• _YOUR GOAL_
Your task is to output the entries below word for word.

─── MATERIAL TO PROCESS

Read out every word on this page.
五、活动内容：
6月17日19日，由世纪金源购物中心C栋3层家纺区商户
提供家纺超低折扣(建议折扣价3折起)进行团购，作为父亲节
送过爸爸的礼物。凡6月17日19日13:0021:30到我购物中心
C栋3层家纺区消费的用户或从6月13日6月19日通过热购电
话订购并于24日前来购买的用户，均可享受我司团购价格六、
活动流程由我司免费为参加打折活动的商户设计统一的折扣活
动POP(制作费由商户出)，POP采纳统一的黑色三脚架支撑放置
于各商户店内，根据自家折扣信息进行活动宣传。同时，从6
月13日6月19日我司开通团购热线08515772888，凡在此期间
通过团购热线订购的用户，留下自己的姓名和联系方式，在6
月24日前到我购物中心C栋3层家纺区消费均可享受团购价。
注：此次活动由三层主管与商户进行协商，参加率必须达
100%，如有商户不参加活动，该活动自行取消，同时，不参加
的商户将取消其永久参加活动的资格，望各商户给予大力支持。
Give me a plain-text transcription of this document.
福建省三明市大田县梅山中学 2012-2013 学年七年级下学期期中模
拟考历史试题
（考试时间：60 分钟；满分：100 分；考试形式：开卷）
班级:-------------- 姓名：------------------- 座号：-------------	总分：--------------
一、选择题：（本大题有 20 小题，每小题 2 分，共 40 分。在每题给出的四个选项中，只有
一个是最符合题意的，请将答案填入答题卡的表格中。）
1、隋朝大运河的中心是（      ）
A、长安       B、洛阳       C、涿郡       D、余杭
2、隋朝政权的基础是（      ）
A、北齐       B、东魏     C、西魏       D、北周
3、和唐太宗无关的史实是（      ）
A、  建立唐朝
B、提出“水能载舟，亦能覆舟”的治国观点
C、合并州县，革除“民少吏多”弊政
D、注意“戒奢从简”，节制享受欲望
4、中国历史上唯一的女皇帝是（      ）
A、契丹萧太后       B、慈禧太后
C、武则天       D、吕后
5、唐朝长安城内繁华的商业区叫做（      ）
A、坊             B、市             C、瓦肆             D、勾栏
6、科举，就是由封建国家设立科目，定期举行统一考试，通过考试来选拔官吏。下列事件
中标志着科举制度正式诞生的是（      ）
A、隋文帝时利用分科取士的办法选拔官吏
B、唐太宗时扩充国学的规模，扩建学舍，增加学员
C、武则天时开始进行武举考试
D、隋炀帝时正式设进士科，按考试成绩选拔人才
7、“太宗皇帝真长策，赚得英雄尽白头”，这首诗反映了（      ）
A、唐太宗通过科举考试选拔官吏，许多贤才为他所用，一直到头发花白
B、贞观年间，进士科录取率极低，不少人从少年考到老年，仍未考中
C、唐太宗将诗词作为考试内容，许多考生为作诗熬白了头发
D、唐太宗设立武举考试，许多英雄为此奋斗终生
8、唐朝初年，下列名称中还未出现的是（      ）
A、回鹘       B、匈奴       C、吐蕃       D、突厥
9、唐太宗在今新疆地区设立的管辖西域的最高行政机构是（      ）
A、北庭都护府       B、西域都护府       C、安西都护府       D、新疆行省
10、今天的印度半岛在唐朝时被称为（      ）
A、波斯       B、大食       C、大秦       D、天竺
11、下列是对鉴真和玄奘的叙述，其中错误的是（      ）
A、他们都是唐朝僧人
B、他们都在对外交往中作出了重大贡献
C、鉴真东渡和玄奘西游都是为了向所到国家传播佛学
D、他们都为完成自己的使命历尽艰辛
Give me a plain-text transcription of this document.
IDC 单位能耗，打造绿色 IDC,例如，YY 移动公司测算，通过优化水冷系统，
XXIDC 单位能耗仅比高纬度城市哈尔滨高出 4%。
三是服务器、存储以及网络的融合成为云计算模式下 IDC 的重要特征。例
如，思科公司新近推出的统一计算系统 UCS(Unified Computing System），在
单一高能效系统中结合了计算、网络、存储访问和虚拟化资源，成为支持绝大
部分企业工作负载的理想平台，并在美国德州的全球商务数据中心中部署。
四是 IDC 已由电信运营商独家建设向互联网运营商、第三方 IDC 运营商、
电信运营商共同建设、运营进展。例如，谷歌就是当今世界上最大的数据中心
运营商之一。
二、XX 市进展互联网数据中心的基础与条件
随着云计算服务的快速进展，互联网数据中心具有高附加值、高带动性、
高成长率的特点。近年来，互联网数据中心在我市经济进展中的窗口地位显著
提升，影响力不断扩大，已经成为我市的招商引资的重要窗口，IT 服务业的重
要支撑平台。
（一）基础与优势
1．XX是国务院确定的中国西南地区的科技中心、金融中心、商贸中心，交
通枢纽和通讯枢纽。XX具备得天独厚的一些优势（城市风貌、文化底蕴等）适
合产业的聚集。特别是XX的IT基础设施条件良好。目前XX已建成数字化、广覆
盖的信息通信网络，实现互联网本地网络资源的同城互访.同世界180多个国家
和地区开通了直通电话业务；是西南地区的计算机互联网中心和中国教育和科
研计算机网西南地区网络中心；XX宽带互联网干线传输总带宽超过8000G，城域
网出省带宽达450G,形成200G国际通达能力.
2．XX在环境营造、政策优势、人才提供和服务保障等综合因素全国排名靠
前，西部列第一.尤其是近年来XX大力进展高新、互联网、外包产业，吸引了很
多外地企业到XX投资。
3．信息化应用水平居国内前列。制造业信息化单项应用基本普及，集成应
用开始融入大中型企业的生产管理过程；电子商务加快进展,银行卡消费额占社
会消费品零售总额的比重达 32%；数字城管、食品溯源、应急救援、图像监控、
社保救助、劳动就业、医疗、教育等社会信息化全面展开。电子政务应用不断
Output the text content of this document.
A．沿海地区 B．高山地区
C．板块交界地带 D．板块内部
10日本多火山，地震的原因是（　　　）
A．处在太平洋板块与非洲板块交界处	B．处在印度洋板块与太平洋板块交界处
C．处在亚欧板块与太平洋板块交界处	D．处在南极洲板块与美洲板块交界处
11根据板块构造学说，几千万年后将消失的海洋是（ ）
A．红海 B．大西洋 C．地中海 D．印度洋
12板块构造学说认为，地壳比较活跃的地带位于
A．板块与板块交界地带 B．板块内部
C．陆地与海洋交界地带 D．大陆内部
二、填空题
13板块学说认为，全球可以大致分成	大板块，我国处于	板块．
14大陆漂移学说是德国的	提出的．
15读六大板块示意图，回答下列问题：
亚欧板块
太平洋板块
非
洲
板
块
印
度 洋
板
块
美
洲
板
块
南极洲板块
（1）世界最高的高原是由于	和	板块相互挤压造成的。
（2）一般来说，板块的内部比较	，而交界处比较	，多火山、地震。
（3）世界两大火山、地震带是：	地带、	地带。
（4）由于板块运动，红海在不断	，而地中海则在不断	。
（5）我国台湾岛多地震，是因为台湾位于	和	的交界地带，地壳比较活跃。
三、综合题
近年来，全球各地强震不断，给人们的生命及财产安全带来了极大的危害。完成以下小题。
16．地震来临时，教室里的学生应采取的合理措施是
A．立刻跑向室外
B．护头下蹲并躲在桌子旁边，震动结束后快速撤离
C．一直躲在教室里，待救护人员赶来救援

──────

• _FINISHED TASK_
Read out every word on this page.
五、活动内容：
6月17日19日，由世纪金源购物中心C栋3层家纺区商户
提供家纺超低折扣(建议折扣价3折起)进行团购，作为父亲节
送过爸爸的礼物。凡6月17日19日13:0021:30到我购物中心
C栋3层家纺区消费的用户或从6月13日6月19日通过热购电
话订购并于24日前来购买的用户，均可享受我司团购价格六、
活动流程由我司免费为参加打折活动的商户设计统一的折扣活
动POP(制作费由商户出)，POP采纳统一的黑色三脚架支撑放置
于各商户店内，根据自家折扣信息进行活动宣传。同时，从6
月13日6月19日我司开通团购热线08515772888，凡在此期间
通过团购热线订购的用户，留下自己的姓名和联系方式，在6
月24日前到我购物中心C栋3层家纺区消费均可享受团购价。
注：此次活动由三层主管与商户进行协商，参加率必须达
100%，如有商户不参加活动，该活动自行取消，同时，不参加
的商户将取消其永久参加活动的资格，望各商户给予大力支持。
Give me a plain-text transcription of this document.
福建省三明市大田县梅山中学 2012-2013 学年七年级下学期期中模
拟考历史试题
（考试时间：60 分钟；满分：100 分；考试形式：开卷）
班级:-------------- 姓名：------------------- 座号：-------------	总分：--------------
一、选择题：（本大题有 20 小题，每小题 2 分，共 40 分。在每题给出的四个选项中，只有
一个是最符合题意的，请将答案填入答题卡的表格中。）
1、隋朝大运河的中心是（      ）
A、长安       B、洛阳       C、涿郡       D、余杭
2、隋朝政权的基础是（      ）
A、北齐       B、东魏     C、西魏       D、北周
3、和唐太宗无关的史实是（      ）
A、  建立唐朝
B、提出“水能载舟，亦能覆舟”的治国观点
C、合并州县，革除“民少吏多”弊政
D、注意“戒奢从简”，节制享受欲望
4、中国历史上唯一的女皇帝是（      ）
A、契丹萧太后       B、慈禧太后
C、武则天       D、吕后
5、唐朝长安城内繁华的商业区叫做（      ）
A、坊             B、市             C、瓦肆             D、勾栏
6、科举，就是由封建国家设立科目，定期举行统一考试，通过考试来选拔官吏。下列事件
中标志着科举制度正式诞生的是（      ）
A、隋文帝时利用分科取士的办法选拔官吏
B、唐太宗时扩充国学的规模，扩建学舍，增加学员
C、武则天时开始进行武举考试
D、隋炀帝时正式设进士科，按考试成绩选拔人才
7、“太宗皇帝真长策，赚得英雄尽白头”，这首诗反映了（      ）
A、唐太宗通过科举考试选拔官吏，许多贤才为他所用，一直到头发花白
B、贞观年间，进士科录取率极低，不少人从少年考到老年，仍未考中
C、唐太宗将诗词作为考试内容，许多考生为作诗熬白了头发
D、唐太宗设立武举考试，许多英雄为此奋斗终生
8、唐朝初年，下列名称中还未出现的是（      ）
A、回鹘       B、匈奴       C、吐蕃       D、突厥
9、唐太宗在今新疆地区设立的管辖西域的最高行政机构是（      ）
A、北庭都护府       B、西域都护府       C、安西都护府       D、新疆行省
10、今天的印度半岛在唐朝时被称为（      ）
A、波斯       B、大食       C、大秦       D、天竺
11、下列是对鉴真和玄奘的叙述，其中错误的是（      ）
A、他们都是唐朝僧人
B、他们都在对外交往中作出了重大贡献
C、鉴真东渡和玄奘西游都是为了向所到国家传播佛学
D、他们都为完成自己的使命历尽艰辛
Give me a plain-text transcription of this document.
IDC 单位能耗，打造绿色 IDC,例如，YY 移动公司测算，通过优化水冷系统，
XXIDC 单位能耗仅比高纬度城市哈尔滨高出 4%。
三是服务器、存储以及网络的融合成为云计算模式下 IDC 的重要特征。例
如，思科公司新近推出的统一计算系统 UCS(Unified Computing System），在
单一高能效系统中结合了计算、网络、存储访问和虚拟化资源，成为支持绝大
部分企业工作负载的理想平台，并在美国德州的全球商务数据中心中部署。
四是 IDC 已由电信运营商独家建设向互联网运营商、第三方 IDC 运营商、
电信运营商共同建设、运营进展。例如，谷歌就是当今世界上最大的数据中心
运营商之一。
二、XX 市进展互联网数据中心的基础与条件
随着云计算服务的快速进展，互联网数据中心具有高附加值、高带动性、
高成长率的特点。近年来，互联网数据中心在我市经济进展中的窗口地位显著
提升，影响力不断扩大，已经成为我市的招商引资的重要窗口，IT 服务业的重
要支撑平台。
（一）基础与优势
1．XX是国务院确定的中国西南地区的科技中心、金融中心、商贸中心，交
通枢纽和通讯枢纽。XX具备得天独厚的一些优势（城市风貌、文化底蕴等）适
合产业的聚集。特别是XX的IT基础设施条件良好。目前XX已建成数字化、广覆
盖的信息通信网络，实现互联网本地网络资源的同城互访.同世界180多个国家
和地区开通了直通电话业务；是西南地区的计算机互联网中心和中国教育和科
研计算机网西南地区网络中心；XX宽带互联网干线传输总带宽超过8000G，城域
网出省带宽达450G,形成200G国际通达能力.
2．XX在环境营造、政策优势、人才提供和服务保障等综合因素全国排名靠
前，西部列第一.尤其是近年来XX大力进展高新、互联网、外包产业，吸引了很
多外地企业到XX投资。
3．信息化应用水平居国内前列。制造业信息化单项应用基本普及，集成应
用开始融入大中型企业的生产管理过程；电子商务加快进展,银行卡消费额占社
会消费品零售总额的比重达 32%；数字城管、食品溯源、应急救援、图像监控、
社保救助、劳动就业、医疗、教育等社会信息化全面展开。电子政务应用不断
Output the text content of this document.
A．沿海地区 B．高山地区
C．板块交界地带 D．板块内部
10日本多火山，地震的原因是（　　　）
A．处在太平洋板块与非洲板块交界处	B．处在印度洋板块与太平洋板块交界处
C．处在亚欧板块与太平洋板块交界处	D．处在南极洲板块与美洲板块交界处
11根据板块构造学说，几千万年后将消失的海洋是（ ）
A．红海 B．大西洋 C．地中海 D．印度洋
12板块构造学说认为，地壳比较活跃的地带位于
A．板块与板块交界地带 B．板块内部
C．陆地与海洋交界地带 D．大陆内部
二、填空题
13板块学说认为，全球可以大致分成	大板块，我国处于	板块．
14大陆漂移学说是德国的	提出的．
15读六大板块示意图，回答下列问题：
亚欧板块
太平洋板块
非
洲
板
块
印
度 洋
板
块
美
洲
板
块
南极洲板块
（1）世界最高的高原是由于	和	板块相互挤压造成的。
（2）一般来说，板块的内部比较	，而交界处比较	，多火山、地震。
（3）世界两大火山、地震带是：	地带、	地带。
（4）由于板块运动，红海在不断	，而地中海则在不断	。
（5）我国台湾岛多地震，是因为台湾位于	和	的交界地带，地壳比较活跃。
三、综合题
近年来，全球各地强震不断，给人们的生命及财产安全带来了极大的危害。完成以下小题。
16．地震来临时，教室里的学生应采取的合理措施是
A．立刻跑向室外
B．护头下蹲并躲在桌子旁边，震动结束后快速撤离
C．一直躲在教室里，待救护人员赶来救援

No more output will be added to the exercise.